** Start of Information given **

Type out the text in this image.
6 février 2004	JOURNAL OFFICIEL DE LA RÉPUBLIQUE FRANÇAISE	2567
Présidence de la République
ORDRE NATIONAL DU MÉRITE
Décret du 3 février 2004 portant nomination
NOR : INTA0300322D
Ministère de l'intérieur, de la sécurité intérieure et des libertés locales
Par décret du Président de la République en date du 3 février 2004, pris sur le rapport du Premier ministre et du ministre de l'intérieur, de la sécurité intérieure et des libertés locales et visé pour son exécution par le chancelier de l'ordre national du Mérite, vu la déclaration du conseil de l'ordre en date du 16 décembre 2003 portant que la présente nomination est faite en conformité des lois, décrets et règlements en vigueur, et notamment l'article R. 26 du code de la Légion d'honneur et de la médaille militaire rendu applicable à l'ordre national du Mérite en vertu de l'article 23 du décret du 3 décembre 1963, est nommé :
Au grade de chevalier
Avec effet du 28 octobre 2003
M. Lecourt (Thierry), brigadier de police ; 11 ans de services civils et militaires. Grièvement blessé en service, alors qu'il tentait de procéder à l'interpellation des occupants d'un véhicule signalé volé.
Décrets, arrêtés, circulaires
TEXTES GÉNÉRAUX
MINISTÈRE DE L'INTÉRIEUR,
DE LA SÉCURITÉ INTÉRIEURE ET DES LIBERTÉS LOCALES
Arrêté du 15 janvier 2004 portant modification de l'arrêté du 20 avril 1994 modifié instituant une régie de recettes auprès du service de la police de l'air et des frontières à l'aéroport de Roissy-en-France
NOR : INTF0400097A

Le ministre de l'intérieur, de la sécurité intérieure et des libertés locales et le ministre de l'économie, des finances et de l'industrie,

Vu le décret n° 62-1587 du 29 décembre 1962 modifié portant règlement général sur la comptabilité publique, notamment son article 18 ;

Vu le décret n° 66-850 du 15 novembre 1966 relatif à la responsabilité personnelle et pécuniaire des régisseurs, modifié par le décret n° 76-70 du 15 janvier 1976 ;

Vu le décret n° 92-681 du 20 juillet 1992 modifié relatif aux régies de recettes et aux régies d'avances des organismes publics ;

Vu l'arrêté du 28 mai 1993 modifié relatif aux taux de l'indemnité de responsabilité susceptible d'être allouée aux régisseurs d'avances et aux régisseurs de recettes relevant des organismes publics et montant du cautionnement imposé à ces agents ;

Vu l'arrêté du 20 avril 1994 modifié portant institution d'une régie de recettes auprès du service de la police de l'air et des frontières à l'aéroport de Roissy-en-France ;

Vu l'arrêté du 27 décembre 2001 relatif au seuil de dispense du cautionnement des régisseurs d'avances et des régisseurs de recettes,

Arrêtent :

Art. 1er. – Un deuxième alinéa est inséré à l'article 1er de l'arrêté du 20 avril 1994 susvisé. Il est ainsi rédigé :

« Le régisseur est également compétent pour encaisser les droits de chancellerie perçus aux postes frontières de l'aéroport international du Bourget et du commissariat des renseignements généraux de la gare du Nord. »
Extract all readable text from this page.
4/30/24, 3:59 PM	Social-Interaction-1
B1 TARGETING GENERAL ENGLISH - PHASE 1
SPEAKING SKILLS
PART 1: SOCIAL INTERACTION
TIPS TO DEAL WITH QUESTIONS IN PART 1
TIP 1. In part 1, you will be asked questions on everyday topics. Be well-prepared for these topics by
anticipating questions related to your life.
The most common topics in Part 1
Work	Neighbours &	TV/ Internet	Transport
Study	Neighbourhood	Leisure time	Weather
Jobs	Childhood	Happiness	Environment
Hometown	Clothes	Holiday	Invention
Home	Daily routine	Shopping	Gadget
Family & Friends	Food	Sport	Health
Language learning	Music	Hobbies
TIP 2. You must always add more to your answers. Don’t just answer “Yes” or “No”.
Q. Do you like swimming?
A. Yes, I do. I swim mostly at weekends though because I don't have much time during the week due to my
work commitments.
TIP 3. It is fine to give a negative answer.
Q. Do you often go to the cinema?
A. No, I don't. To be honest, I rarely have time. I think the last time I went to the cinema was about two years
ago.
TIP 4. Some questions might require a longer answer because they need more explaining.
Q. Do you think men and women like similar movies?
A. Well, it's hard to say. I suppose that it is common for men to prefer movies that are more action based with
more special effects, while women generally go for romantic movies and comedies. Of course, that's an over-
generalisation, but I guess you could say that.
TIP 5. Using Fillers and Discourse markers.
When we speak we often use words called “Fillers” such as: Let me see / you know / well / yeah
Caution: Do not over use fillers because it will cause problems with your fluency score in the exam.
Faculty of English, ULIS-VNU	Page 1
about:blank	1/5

** End of Information given **

Copy each line of the listing that holds the word "organismes".

The result:
Vu le décret n° 92-681 du 20 juillet 1992 modifié relatif aux régies de recettes et aux régies d'avances des organismes publics ;
Vu l'arrêté du 28 mai 1993 modifié relatif aux taux de l'indemnité de responsabilité susceptible d'être allouée aux régisseurs d'avances et aux régisseurs de recettes relevant des organismes publics et montant du cautionnement imposé à ces agents ;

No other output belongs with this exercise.